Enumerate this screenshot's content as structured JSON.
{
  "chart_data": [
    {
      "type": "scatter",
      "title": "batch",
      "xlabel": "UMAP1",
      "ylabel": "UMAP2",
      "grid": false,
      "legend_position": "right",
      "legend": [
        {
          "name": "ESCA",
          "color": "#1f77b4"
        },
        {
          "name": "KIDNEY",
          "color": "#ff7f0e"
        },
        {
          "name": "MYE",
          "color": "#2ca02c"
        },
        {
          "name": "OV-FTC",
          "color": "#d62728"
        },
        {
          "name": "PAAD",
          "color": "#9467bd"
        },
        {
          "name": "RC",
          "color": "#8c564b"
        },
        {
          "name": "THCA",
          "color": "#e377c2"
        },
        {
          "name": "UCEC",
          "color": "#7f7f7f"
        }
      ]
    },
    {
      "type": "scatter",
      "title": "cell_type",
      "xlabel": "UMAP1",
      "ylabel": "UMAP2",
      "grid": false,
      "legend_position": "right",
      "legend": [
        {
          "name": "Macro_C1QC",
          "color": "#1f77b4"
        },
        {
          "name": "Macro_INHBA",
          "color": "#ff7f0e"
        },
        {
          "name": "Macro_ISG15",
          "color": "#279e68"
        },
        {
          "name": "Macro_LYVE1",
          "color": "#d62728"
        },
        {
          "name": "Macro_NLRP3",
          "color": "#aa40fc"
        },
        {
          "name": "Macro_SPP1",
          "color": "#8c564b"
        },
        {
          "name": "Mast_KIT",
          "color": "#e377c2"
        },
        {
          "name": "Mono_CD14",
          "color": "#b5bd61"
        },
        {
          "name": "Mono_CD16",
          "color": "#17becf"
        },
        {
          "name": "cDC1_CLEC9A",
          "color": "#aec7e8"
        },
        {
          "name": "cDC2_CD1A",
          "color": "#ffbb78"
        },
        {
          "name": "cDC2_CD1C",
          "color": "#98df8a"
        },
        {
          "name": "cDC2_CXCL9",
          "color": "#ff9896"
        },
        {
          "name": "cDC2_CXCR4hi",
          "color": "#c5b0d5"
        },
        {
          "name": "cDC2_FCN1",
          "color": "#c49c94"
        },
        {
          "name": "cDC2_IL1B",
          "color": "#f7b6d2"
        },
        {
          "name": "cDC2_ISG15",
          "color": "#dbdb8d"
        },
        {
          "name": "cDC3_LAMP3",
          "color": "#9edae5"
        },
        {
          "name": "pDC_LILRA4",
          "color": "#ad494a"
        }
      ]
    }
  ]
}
::::::::::
Extract all of the data above and output it character for character.

§ Written response
Enumerate this screenshot's content as structured JSON.
{
  "chart_data": [
    {
      "type": "scatter",
      "title": "batch",
      "xlabel": "UMAP1",
      "ylabel": "UMAP2",
      "grid": false,
      "legend_position": "right",
      "legend": [
        {
          "name": "ESCA",
          "color": "#1f77b4"
        },
        {
          "name": "KIDNEY",
          "color": "#ff7f0e"
        },
        {
          "name": "MYE",
          "color": "#2ca02c"
        },
        {
          "name": "OV-FTC",
          "color": "#d62728"
        },
        {
          "name": "PAAD",
          "color": "#9467bd"
        },
        {
          "name": "RC",
          "color": "#8c564b"
        },
        {
          "name": "THCA",
          "color": "#e377c2"
        },
        {
          "name": "UCEC",
          "color": "#7f7f7f"
        }
      ]
    },
    {
      "type": "scatter",
      "title": "cell_type",
      "xlabel": "UMAP1",
      "ylabel": "UMAP2",
      "grid": false,
      "legend_position": "right",
      "legend": [
        {
          "name": "Macro_C1QC",
          "color": "#1f77b4"
        },
        {
          "name": "Macro_INHBA",
          "color": "#ff7f0e"
        },
        {
          "name": "Macro_ISG15",
          "color": "#279e68"
        },
        {
          "name": "Macro_LYVE1",
          "color": "#d62728"
        },
        {
          "name": "Macro_NLRP3",
          "color": "#aa40fc"
        },
        {
          "name": "Macro_SPP1",
          "color": "#8c564b"
        },
        {
          "name": "Mast_KIT",
          "color": "#e377c2"
        },
        {
          "name": "Mono_CD14",
          "color": "#b5bd61"
        },
        {
          "name": "Mono_CD16",
          "color": "#17becf"
        },
        {
          "name": "cDC1_CLEC9A",
          "color": "#aec7e8"
        },
        {
          "name": "cDC2_CD1A",
          "color": "#ffbb78"
        },
        {
          "name": "cDC2_CD1C",
          "color": "#98df8a"
        },
        {
          "name": "cDC2_CXCL9",
          "color": "#ff9896"
        },
        {
          "name": "cDC2_CXCR4hi",
          "color": "#c5b0d5"
        },
        {
          "name": "cDC2_FCN1",
          "color": "#c49c94"
        },
        {
          "name": "cDC2_IL1B",
          "color": "#f7b6d2"
        },
        {
          "name": "cDC2_ISG15",
          "color": "#dbdb8d"
        },
        {
          "name": "cDC3_LAMP3",
          "color": "#9edae5"
        },
        {
          "name": "pDC_LILRA4",
          "color": "#ad494a"
        }
      ]
    }
  ]
}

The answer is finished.